● What needs to be done
Gather all lines in the data that hold the string "below".

● Exercise materials
##########

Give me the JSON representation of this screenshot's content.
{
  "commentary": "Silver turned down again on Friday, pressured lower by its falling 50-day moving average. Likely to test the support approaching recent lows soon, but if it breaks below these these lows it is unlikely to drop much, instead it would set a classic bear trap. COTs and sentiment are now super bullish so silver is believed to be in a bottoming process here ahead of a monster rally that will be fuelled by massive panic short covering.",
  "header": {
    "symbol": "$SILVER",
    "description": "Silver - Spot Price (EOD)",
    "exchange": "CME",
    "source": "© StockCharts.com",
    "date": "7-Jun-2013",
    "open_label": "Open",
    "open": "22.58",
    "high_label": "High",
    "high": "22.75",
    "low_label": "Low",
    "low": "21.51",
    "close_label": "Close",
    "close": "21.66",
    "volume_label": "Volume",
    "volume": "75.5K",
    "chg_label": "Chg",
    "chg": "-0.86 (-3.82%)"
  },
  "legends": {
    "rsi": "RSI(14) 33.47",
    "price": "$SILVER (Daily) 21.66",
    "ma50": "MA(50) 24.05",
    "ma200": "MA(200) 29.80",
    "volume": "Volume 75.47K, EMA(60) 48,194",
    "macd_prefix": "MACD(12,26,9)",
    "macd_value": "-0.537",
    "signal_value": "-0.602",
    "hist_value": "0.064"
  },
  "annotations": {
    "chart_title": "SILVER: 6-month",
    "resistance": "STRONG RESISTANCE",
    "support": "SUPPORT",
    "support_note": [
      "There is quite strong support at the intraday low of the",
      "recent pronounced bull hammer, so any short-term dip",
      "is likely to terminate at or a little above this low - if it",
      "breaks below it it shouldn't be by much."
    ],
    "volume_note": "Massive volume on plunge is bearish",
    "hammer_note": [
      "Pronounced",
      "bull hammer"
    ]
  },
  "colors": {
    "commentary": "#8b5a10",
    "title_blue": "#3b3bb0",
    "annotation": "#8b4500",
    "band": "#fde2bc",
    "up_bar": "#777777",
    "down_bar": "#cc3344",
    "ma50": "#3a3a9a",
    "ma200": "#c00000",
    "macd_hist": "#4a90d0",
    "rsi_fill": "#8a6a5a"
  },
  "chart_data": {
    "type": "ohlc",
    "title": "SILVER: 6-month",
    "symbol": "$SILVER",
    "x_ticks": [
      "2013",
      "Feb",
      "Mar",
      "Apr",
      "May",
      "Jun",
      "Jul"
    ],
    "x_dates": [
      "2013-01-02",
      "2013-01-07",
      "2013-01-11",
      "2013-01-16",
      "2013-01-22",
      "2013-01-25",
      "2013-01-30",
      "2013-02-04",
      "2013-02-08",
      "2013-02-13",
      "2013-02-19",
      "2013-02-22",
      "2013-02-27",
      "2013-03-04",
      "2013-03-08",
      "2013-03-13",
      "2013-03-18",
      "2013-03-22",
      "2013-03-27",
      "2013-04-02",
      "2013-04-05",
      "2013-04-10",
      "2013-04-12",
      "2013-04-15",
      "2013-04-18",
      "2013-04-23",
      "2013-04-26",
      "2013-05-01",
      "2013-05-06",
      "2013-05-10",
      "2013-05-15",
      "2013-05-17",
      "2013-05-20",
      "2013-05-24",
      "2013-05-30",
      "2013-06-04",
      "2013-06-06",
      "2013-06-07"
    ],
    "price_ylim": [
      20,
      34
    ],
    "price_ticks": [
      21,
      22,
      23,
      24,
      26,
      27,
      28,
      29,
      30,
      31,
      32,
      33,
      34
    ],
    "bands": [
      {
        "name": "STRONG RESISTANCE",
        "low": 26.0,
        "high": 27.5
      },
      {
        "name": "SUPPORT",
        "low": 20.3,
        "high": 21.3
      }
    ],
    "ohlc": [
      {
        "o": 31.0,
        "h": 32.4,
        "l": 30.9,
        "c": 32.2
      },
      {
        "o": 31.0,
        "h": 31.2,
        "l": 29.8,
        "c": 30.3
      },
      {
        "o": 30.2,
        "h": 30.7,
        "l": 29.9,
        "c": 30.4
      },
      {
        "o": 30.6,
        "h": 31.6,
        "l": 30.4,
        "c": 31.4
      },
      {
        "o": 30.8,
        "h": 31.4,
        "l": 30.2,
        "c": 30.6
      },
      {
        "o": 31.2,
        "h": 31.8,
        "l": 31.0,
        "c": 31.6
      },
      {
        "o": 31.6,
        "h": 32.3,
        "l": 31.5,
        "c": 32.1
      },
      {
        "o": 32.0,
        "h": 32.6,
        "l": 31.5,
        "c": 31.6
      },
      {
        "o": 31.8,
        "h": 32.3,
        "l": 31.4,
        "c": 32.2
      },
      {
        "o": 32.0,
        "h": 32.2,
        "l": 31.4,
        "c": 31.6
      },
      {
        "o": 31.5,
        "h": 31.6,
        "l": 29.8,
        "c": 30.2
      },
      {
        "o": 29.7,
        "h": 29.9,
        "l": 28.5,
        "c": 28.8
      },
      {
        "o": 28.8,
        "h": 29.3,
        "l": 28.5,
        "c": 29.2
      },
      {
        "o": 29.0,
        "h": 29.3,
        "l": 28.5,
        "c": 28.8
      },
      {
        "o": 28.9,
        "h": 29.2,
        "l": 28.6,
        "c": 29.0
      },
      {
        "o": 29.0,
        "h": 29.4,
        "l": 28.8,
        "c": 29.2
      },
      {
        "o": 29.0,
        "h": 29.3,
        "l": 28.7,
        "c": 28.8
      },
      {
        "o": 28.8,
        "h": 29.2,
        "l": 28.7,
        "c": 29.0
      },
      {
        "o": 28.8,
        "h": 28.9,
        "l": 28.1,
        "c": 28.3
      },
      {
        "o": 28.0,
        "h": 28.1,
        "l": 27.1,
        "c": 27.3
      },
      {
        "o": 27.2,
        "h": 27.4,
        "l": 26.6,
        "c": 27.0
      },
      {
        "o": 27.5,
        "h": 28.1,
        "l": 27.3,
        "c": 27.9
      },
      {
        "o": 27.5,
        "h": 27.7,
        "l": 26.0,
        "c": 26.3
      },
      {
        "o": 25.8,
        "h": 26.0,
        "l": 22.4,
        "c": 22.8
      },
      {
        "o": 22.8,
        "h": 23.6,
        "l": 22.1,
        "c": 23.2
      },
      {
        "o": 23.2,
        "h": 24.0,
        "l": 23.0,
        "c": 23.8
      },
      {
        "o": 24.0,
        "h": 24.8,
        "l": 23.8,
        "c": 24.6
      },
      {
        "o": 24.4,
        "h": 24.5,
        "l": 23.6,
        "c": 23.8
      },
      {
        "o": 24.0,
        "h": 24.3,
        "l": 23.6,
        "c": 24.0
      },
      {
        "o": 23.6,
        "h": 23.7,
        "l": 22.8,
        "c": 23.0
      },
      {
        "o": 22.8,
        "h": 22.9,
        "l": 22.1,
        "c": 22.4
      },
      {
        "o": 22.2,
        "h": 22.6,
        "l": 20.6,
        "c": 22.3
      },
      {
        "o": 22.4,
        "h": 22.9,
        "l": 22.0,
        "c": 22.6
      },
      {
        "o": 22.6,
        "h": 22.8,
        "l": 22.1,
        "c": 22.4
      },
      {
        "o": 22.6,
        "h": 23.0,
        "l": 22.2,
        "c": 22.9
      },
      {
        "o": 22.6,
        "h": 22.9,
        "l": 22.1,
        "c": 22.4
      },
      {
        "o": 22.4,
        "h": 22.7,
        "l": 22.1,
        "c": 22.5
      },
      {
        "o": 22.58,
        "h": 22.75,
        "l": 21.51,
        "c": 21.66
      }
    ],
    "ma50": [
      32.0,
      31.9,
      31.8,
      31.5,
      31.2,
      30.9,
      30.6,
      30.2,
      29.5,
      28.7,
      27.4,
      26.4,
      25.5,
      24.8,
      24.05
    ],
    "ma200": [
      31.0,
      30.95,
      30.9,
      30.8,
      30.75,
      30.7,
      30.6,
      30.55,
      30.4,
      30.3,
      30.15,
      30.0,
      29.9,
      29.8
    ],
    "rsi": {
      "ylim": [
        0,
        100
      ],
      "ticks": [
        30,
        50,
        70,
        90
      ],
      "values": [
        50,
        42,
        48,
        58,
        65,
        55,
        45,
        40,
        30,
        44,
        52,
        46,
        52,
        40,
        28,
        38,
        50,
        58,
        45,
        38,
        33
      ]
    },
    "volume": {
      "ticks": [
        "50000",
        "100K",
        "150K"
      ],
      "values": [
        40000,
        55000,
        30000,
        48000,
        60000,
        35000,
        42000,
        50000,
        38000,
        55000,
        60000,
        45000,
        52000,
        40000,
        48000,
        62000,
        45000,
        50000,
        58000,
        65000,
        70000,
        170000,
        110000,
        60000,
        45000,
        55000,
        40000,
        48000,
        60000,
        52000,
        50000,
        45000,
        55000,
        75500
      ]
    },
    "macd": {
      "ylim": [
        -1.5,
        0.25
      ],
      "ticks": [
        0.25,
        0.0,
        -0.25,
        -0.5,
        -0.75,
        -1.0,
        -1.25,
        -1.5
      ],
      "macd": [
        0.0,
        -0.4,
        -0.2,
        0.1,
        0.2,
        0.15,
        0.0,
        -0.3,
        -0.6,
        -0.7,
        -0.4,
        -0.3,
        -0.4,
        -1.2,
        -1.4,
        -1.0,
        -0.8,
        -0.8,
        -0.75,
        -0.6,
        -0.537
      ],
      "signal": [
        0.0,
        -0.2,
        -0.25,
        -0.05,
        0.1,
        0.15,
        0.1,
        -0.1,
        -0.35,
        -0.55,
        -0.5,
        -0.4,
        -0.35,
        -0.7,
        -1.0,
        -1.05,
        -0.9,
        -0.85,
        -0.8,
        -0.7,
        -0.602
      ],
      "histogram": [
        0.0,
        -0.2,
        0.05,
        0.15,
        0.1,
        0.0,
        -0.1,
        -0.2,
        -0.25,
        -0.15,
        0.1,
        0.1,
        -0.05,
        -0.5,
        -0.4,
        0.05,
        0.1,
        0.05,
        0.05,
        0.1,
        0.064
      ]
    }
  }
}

##########

● The solution
  "commentary": "Silver turned down again on Friday, pressured lower by its falling 50-day moving average. Likely to test the support approaching recent lows soon, but if it breaks below these these lows it is unlikely to drop much, instead it would set a classic bear trap. COTs and sentiment are now super bullish so silver is believed to be in a bottoming process here ahead of a monster rally that will be fuelled by massive panic short covering.",
      "breaks below it it shouldn't be by much."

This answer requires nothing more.